"""
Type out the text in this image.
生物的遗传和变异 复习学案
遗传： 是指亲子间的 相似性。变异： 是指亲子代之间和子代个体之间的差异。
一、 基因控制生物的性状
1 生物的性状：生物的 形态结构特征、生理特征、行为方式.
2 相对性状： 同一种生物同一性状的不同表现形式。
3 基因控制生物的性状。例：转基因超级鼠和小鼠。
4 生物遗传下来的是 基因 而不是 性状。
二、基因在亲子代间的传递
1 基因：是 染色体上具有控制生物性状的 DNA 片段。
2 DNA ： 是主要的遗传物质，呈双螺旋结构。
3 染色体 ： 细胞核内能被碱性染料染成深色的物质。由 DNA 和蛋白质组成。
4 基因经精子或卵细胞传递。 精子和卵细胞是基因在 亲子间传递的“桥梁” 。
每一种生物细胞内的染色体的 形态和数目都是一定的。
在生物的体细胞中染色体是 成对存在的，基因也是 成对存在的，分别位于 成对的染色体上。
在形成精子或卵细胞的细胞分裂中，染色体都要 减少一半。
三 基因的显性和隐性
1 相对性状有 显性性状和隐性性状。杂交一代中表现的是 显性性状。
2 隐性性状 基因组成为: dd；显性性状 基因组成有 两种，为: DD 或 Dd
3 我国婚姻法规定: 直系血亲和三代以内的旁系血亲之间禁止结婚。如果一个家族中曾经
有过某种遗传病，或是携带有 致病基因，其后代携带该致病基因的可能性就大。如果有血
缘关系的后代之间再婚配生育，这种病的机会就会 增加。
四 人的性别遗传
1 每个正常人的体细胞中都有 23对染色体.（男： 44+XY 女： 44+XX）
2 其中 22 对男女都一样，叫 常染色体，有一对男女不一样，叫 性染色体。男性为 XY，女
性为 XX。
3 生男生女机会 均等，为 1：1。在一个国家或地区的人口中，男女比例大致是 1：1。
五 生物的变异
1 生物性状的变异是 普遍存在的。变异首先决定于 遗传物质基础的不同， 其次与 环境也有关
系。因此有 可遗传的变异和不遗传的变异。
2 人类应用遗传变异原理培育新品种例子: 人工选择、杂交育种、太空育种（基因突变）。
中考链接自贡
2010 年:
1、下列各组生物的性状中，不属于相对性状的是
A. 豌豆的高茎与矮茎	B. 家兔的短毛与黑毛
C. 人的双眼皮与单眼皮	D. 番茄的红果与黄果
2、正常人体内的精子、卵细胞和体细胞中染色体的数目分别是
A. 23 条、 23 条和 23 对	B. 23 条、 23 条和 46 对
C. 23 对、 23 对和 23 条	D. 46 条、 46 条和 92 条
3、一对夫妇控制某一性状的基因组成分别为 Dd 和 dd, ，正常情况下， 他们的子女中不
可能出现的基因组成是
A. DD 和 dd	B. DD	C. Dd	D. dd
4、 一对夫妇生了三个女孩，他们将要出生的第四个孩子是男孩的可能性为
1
"""
## AIM OF THE EXERCISE
Restate every record exactly, leaving nothing out.

## EXPECTED ANSWER
Type out the text in this image.
生物的遗传和变异 复习学案
遗传： 是指亲子间的 相似性。变异： 是指亲子代之间和子代个体之间的差异。
一、 基因控制生物的性状
1 生物的性状：生物的 形态结构特征、生理特征、行为方式.
2 相对性状： 同一种生物同一性状的不同表现形式。
3 基因控制生物的性状。例：转基因超级鼠和小鼠。
4 生物遗传下来的是 基因 而不是 性状。
二、基因在亲子代间的传递
1 基因：是 染色体上具有控制生物性状的 DNA 片段。
2 DNA ： 是主要的遗传物质，呈双螺旋结构。
3 染色体 ： 细胞核内能被碱性染料染成深色的物质。由 DNA 和蛋白质组成。
4 基因经精子或卵细胞传递。 精子和卵细胞是基因在 亲子间传递的“桥梁” 。
每一种生物细胞内的染色体的 形态和数目都是一定的。
在生物的体细胞中染色体是 成对存在的，基因也是 成对存在的，分别位于 成对的染色体上。
在形成精子或卵细胞的细胞分裂中，染色体都要 减少一半。
三 基因的显性和隐性
1 相对性状有 显性性状和隐性性状。杂交一代中表现的是 显性性状。
2 隐性性状 基因组成为: dd；显性性状 基因组成有 两种，为: DD 或 Dd
3 我国婚姻法规定: 直系血亲和三代以内的旁系血亲之间禁止结婚。如果一个家族中曾经
有过某种遗传病，或是携带有 致病基因，其后代携带该致病基因的可能性就大。如果有血
缘关系的后代之间再婚配生育，这种病的机会就会 增加。
四 人的性别遗传
1 每个正常人的体细胞中都有 23对染色体.（男： 44+XY 女： 44+XX）
2 其中 22 对男女都一样，叫 常染色体，有一对男女不一样，叫 性染色体。男性为 XY，女
性为 XX。
3 生男生女机会 均等，为 1：1。在一个国家或地区的人口中，男女比例大致是 1：1。
五 生物的变异
1 生物性状的变异是 普遍存在的。变异首先决定于 遗传物质基础的不同， 其次与 环境也有关
系。因此有 可遗传的变异和不遗传的变异。
2 人类应用遗传变异原理培育新品种例子: 人工选择、杂交育种、太空育种（基因突变）。
中考链接自贡
2010 年:
1、下列各组生物的性状中，不属于相对性状的是
A. 豌豆的高茎与矮茎	B. 家兔的短毛与黑毛
C. 人的双眼皮与单眼皮	D. 番茄的红果与黄果
2、正常人体内的精子、卵细胞和体细胞中染色体的数目分别是
A. 23 条、 23 条和 23 对	B. 23 条、 23 条和 46 对
C. 23 对、 23 对和 23 条	D. 46 条、 46 条和 92 条
3、一对夫妇控制某一性状的基因组成分别为 Dd 和 dd, ，正常情况下， 他们的子女中不
可能出现的基因组成是
A. DD 和 dd	B. DD	C. Dd	D. dd
4、 一对夫妇生了三个女孩，他们将要出生的第四个孩子是男孩的可能性为
1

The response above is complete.